(Raw records)

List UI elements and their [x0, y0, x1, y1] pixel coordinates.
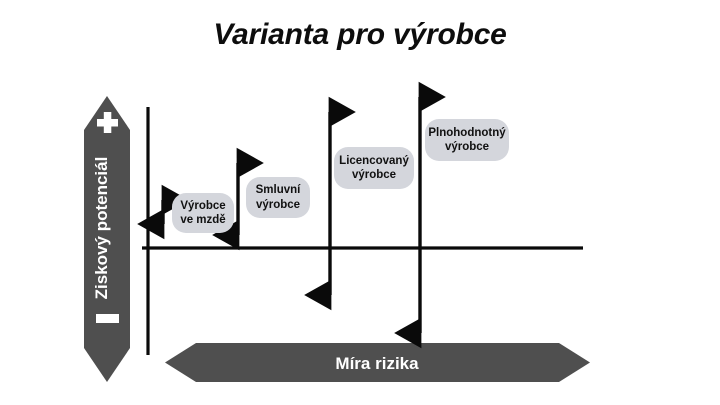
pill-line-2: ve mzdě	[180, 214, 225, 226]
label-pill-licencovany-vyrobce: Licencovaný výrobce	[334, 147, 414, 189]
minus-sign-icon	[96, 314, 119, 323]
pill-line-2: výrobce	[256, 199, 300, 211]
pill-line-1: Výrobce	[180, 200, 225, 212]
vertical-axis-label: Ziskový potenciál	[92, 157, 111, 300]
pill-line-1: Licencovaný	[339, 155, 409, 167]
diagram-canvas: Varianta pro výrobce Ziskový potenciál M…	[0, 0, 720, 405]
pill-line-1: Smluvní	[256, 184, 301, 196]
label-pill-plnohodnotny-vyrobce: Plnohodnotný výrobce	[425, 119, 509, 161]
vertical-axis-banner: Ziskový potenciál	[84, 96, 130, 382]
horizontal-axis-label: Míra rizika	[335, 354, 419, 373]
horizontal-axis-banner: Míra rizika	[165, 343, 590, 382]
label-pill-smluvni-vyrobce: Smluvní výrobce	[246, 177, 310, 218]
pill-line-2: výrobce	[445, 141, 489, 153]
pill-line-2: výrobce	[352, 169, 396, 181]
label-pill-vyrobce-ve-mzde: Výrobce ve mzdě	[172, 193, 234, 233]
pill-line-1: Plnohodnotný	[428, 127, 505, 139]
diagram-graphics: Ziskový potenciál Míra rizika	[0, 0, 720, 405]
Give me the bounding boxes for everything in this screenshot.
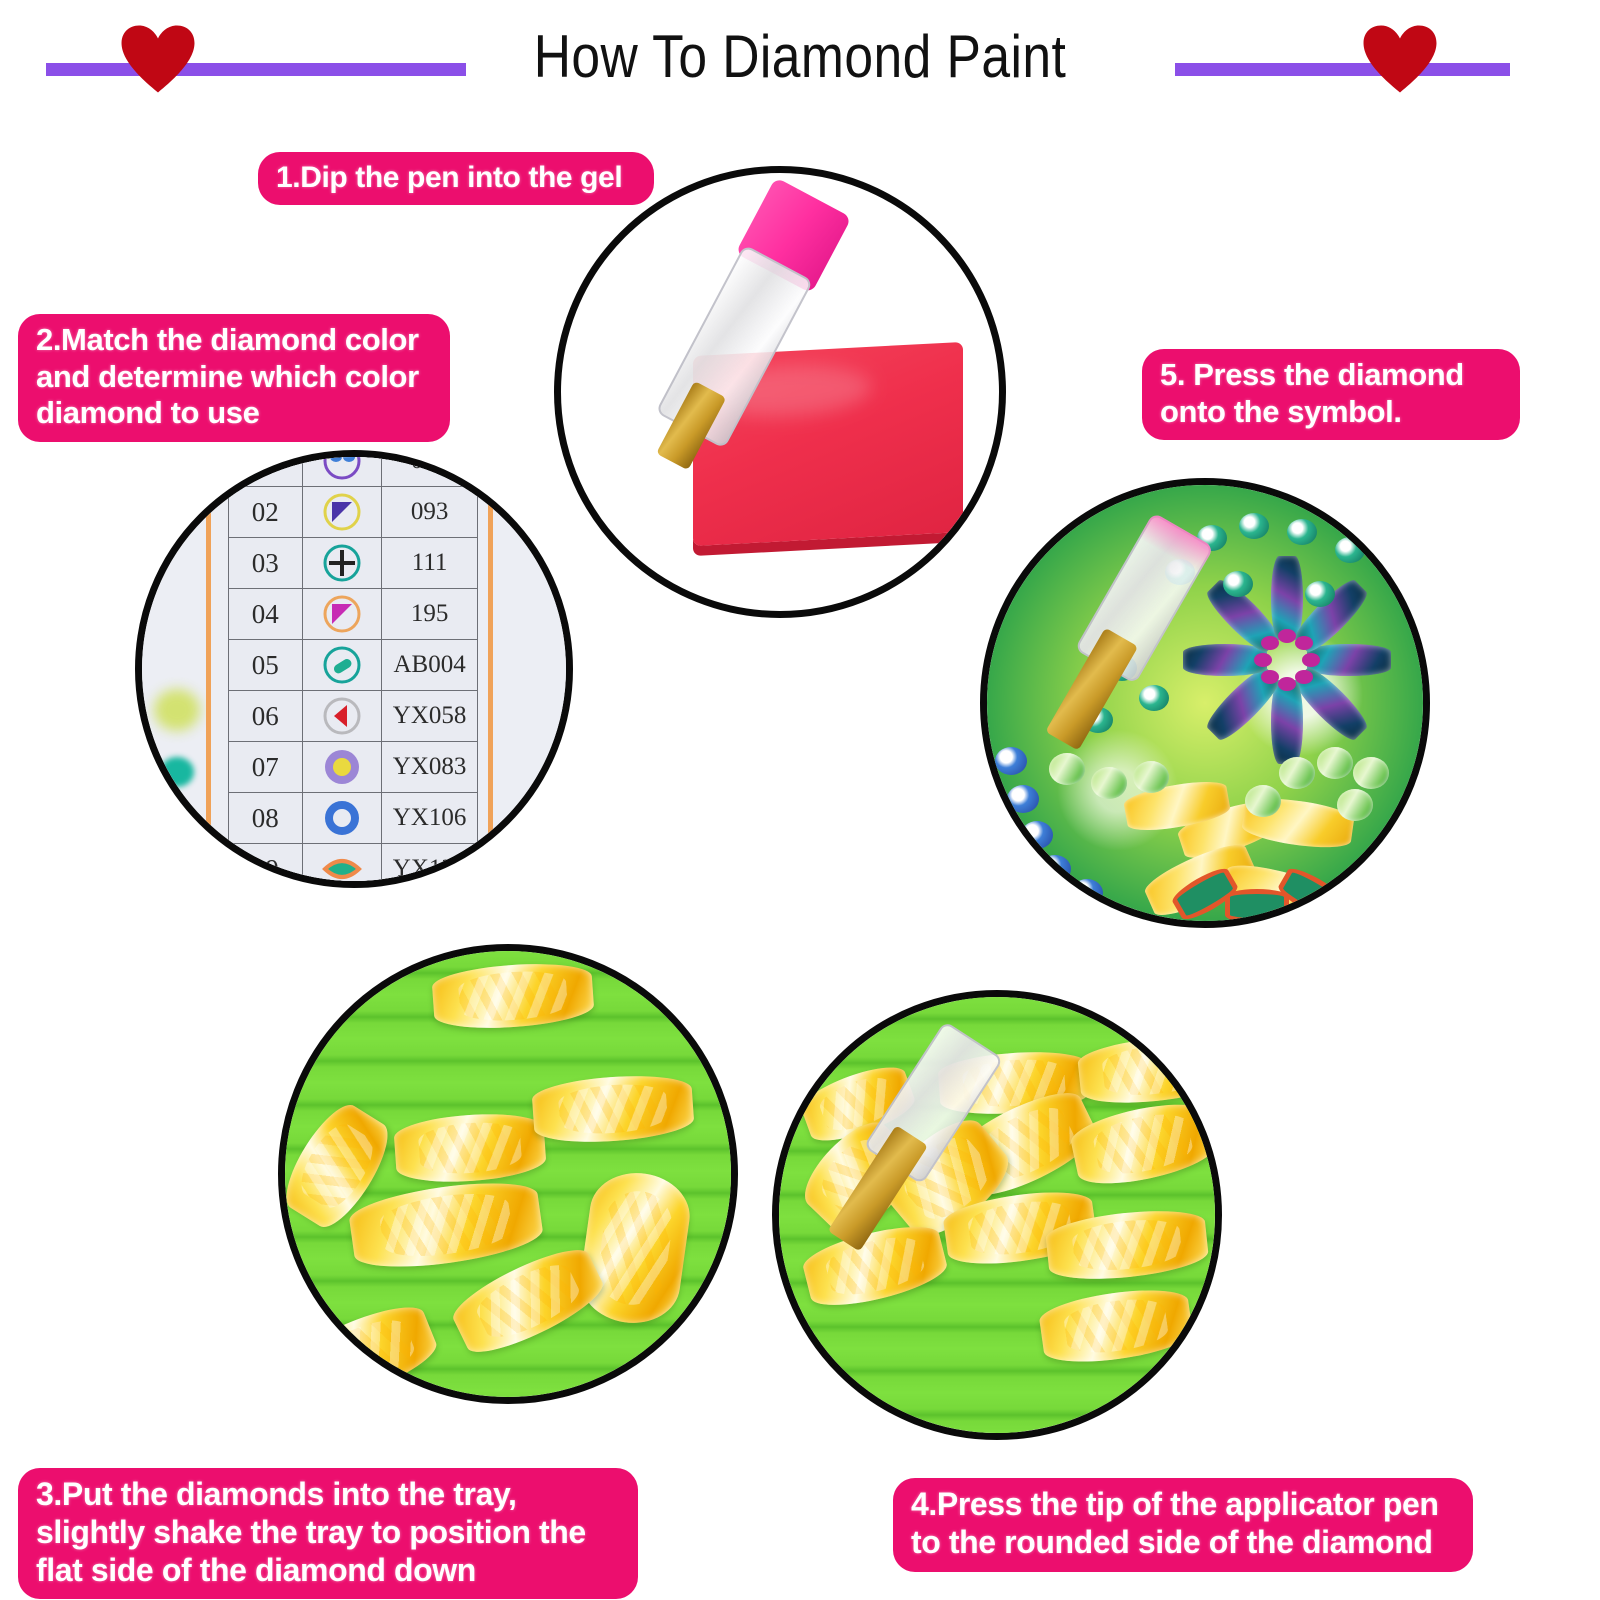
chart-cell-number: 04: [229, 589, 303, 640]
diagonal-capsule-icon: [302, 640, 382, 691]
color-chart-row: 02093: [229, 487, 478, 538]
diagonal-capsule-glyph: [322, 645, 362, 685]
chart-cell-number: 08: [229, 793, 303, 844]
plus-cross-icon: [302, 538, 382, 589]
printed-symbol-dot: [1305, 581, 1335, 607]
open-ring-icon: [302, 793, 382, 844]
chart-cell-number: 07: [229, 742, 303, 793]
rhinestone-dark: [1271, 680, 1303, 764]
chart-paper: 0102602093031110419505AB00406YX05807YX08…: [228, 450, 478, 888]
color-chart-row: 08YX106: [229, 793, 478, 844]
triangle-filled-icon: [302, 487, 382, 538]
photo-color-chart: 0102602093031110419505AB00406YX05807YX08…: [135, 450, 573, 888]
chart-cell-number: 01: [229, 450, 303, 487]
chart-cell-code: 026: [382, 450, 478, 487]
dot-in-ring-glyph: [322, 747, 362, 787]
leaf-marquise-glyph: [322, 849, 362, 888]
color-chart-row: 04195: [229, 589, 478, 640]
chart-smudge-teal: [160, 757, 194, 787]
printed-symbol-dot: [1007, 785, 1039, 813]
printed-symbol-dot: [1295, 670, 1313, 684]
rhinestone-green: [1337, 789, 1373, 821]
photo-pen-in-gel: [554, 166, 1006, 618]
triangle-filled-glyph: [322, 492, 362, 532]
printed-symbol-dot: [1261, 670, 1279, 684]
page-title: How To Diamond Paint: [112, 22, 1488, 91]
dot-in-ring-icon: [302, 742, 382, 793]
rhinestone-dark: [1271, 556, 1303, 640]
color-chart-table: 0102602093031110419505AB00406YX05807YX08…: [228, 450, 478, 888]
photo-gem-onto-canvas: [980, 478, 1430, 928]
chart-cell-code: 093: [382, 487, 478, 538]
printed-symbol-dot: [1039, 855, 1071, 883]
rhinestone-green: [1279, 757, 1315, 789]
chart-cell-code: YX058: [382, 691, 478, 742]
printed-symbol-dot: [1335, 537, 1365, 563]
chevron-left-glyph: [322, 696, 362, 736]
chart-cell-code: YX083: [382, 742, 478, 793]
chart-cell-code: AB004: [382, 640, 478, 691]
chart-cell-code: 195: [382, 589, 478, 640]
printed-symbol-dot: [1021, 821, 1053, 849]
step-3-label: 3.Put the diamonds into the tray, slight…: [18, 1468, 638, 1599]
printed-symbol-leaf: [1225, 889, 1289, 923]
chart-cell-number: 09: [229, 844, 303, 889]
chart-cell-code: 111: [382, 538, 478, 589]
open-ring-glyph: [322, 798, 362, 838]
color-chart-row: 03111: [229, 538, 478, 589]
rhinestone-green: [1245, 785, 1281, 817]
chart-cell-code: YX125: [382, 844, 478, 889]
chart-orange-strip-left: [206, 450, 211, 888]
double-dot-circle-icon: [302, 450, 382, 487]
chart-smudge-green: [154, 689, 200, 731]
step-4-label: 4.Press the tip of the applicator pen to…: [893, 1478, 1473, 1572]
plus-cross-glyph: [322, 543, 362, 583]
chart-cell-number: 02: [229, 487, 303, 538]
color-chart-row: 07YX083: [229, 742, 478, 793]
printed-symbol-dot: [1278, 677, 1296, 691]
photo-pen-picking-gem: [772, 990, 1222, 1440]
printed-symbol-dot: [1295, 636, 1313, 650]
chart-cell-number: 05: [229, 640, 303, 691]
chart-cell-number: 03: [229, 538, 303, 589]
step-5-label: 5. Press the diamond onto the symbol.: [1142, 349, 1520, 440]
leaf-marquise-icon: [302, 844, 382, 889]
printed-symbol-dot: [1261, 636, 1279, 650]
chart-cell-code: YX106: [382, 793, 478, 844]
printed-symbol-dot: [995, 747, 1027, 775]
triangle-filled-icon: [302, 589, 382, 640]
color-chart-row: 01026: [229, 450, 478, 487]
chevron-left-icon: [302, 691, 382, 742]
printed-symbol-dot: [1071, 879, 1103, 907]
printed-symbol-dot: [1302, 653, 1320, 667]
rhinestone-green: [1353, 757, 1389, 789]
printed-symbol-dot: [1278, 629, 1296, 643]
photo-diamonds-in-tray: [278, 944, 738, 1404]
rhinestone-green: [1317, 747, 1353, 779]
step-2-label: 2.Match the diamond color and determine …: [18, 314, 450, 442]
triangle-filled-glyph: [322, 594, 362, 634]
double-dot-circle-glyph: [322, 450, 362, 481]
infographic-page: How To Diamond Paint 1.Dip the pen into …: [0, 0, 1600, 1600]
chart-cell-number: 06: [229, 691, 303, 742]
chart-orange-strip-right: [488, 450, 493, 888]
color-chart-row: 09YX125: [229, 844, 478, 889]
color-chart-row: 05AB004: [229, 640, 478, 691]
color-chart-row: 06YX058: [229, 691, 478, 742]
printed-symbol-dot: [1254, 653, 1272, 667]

* * *

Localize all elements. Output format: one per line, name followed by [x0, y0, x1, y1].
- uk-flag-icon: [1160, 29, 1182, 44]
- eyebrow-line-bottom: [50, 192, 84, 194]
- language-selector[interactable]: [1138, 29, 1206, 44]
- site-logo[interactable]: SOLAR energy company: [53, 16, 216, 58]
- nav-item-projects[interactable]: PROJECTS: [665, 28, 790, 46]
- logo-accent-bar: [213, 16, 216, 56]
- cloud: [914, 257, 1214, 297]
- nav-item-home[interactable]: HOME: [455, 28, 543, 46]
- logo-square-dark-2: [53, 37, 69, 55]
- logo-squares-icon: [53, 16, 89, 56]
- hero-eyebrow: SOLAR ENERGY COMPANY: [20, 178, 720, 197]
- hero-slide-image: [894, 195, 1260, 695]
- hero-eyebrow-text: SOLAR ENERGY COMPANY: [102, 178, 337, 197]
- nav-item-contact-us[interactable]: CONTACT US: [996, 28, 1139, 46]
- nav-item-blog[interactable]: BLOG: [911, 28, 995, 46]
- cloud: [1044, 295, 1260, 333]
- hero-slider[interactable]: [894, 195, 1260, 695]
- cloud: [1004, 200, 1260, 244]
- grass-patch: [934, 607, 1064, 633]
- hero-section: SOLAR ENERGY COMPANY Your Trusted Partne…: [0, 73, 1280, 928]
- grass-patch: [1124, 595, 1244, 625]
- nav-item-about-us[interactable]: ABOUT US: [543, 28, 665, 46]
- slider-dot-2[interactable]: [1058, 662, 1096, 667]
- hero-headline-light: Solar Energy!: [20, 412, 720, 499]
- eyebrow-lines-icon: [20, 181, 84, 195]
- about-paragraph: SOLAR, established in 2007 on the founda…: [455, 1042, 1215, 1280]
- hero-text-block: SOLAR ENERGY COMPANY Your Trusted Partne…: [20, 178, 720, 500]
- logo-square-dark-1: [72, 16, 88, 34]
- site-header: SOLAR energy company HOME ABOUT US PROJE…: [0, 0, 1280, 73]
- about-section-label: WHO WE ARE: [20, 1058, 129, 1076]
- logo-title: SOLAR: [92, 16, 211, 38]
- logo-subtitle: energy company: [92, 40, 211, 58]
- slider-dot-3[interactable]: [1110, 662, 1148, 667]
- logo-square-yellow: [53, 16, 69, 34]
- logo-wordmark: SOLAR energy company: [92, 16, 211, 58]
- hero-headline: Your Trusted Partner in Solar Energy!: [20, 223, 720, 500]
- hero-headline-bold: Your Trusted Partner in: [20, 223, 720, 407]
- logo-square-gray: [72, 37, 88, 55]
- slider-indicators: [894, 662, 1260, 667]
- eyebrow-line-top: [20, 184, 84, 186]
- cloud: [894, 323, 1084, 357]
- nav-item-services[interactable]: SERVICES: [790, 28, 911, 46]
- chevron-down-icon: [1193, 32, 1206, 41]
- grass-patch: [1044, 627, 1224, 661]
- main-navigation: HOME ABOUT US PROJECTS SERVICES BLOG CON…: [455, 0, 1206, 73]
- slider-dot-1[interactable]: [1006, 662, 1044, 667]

• Requirements: Reproduce the records starting with the line that contains "List UI elements" and going on through the line that contains "Give me the", swapping every "pill-line-2" for "pill-line-second" and changing nothing else. Leave the pictures out of your copy.

• Correct result:
List UI elements and their [x0, y0, x1, y1] pixel coordinates.
pill-line-second: ve mzdě	[180, 214, 225, 226]
label-pill-licencovany-vyrobce: Licencovaný výrobce	[334, 147, 414, 189]
minus-sign-icon	[96, 314, 119, 323]
pill-line-second: výrobce	[256, 199, 300, 211]
pill-line-1: Výrobce	[180, 200, 225, 212]
vertical-axis-label: Ziskový potenciál	[92, 157, 111, 300]
pill-line-1: Licencovaný	[339, 155, 409, 167]
diagram-canvas: Varianta pro výrobce Ziskový potenciál M…	[0, 0, 720, 405]
pill-line-1: Smluvní	[256, 184, 301, 196]
label-pill-plnohodnotny-vyrobce: Plnohodnotný výrobce	[425, 119, 509, 161]
vertical-axis-banner: Ziskový potenciál	[84, 96, 130, 382]
horizontal-axis-label: Míra rizika	[335, 354, 419, 373]
horizontal-axis-banner: Míra rizika	[165, 343, 590, 382]
label-pill-smluvni-vyrobce: Smluvní výrobce	[246, 177, 310, 218]
pill-line-second: výrobce	[445, 141, 489, 153]
pill-line-second: výrobce	[352, 169, 396, 181]
label-pill-vyrobce-ve-mzde: Výrobce ve mzdě	[172, 193, 234, 233]
pill-line-1: Plnohodnotný	[428, 127, 505, 139]
diagram-graphics: Ziskový potenciál Míra rizika	[0, 0, 720, 405]
Give me the bounding boxes for everything in this screenshot.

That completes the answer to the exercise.